*Material to process:*

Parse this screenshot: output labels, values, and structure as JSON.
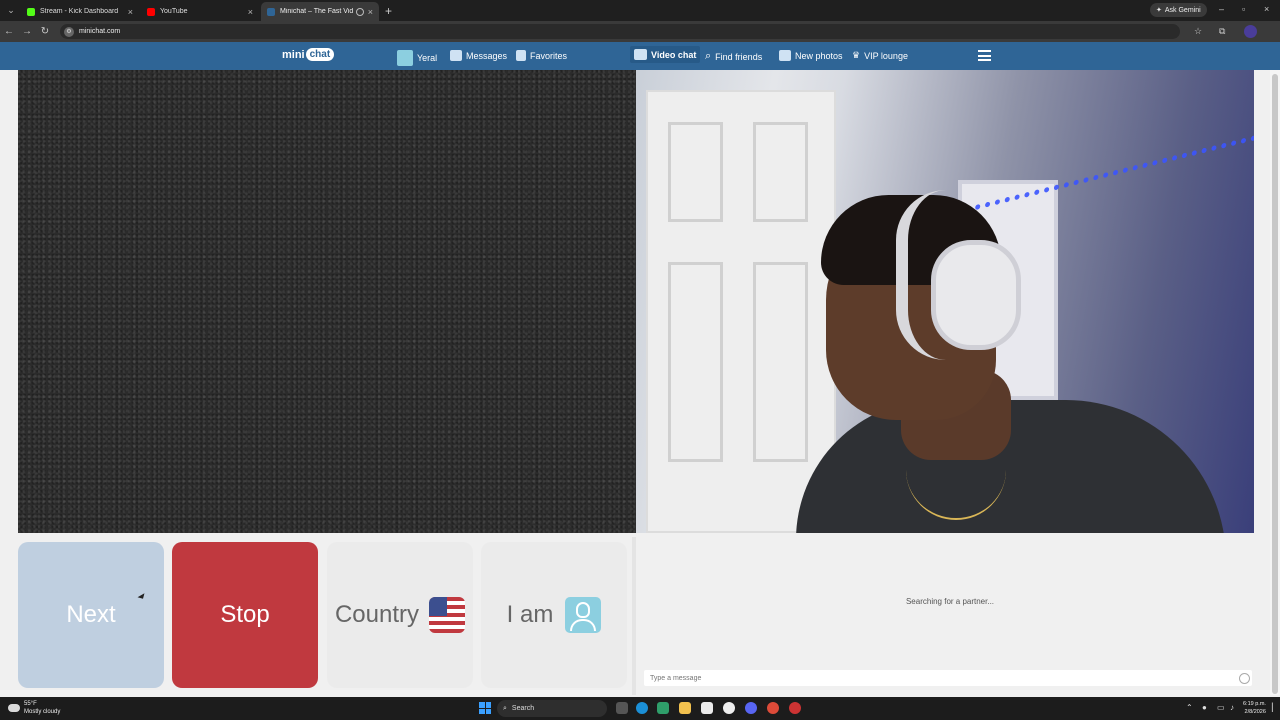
{
  "browser": {
    "tabs": [
      {
        "title": "Stream - Kick Dashboard",
        "favicon_color": "#53fc18"
      },
      {
        "title": "YouTube",
        "favicon_color": "#ff0000"
      },
      {
        "title": "Minichat – The Fast Video C",
        "favicon_color": "#2f6596"
      }
    ],
    "ask_gemini": "Ask Gemini",
    "url": "minichat.com"
  },
  "site": {
    "logo_left": "mini",
    "logo_right": "chat",
    "nav": {
      "profile": "Yeral",
      "messages": "Messages",
      "favorites": "Favorites",
      "video_chat": "Video chat",
      "find_friends": "Find friends",
      "new_photos": "New photos",
      "vip_lounge": "VIP lounge"
    },
    "controls": {
      "next": "Next",
      "stop": "Stop",
      "country": "Country",
      "i_am": "I am"
    },
    "chat": {
      "status": "Searching for a partner...",
      "placeholder": "Type a message"
    },
    "colors": {
      "header": "#2f6596",
      "next": "#bfcfe0",
      "stop": "#c0393f"
    }
  },
  "taskbar": {
    "weather_temp": "55°F",
    "weather_desc": "Mostly cloudy",
    "search": "Search",
    "time": "6:19 p.m.",
    "date": "2/8/2026"
  }
}
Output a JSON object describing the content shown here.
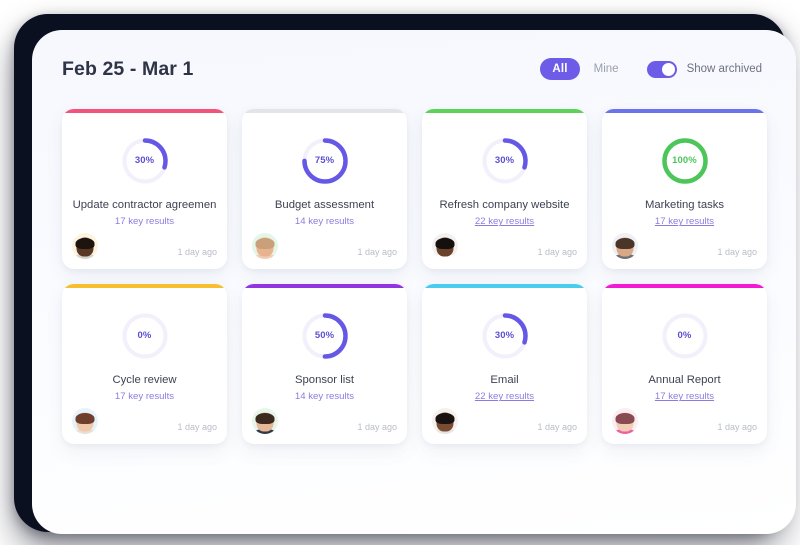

*Short exercise:*
Repeat the material exactly as it reads, without any of its pictures.

*Response:*
Parse this screenshot: output labels, values, and structure as JSON.
{
  "browser": {
    "tabs": [
      {
        "title": "Stream - Kick Dashboard",
        "favicon_color": "#53fc18"
      },
      {
        "title": "YouTube",
        "favicon_color": "#ff0000"
      },
      {
        "title": "Minichat – The Fast Video C",
        "favicon_color": "#2f6596"
      }
    ],
    "ask_gemini": "Ask Gemini",
    "url": "minichat.com"
  },
  "site": {
    "logo_left": "mini",
    "logo_right": "chat",
    "nav": {
      "profile": "Yeral",
      "messages": "Messages",
      "favorites": "Favorites",
      "video_chat": "Video chat",
      "find_friends": "Find friends",
      "new_photos": "New photos",
      "vip_lounge": "VIP lounge"
    },
    "controls": {
      "next": "Next",
      "stop": "Stop",
      "country": "Country",
      "i_am": "I am"
    },
    "chat": {
      "status": "Searching for a partner...",
      "placeholder": "Type a message"
    },
    "colors": {
      "header": "#2f6596",
      "next": "#bfcfe0",
      "stop": "#c0393f"
    }
  },
  "taskbar": {
    "weather_temp": "55°F",
    "weather_desc": "Mostly cloudy",
    "search": "Search",
    "time": "6:19 p.m.",
    "date": "2/8/2026"
  }
}
Output a JSON object describing the content shown here.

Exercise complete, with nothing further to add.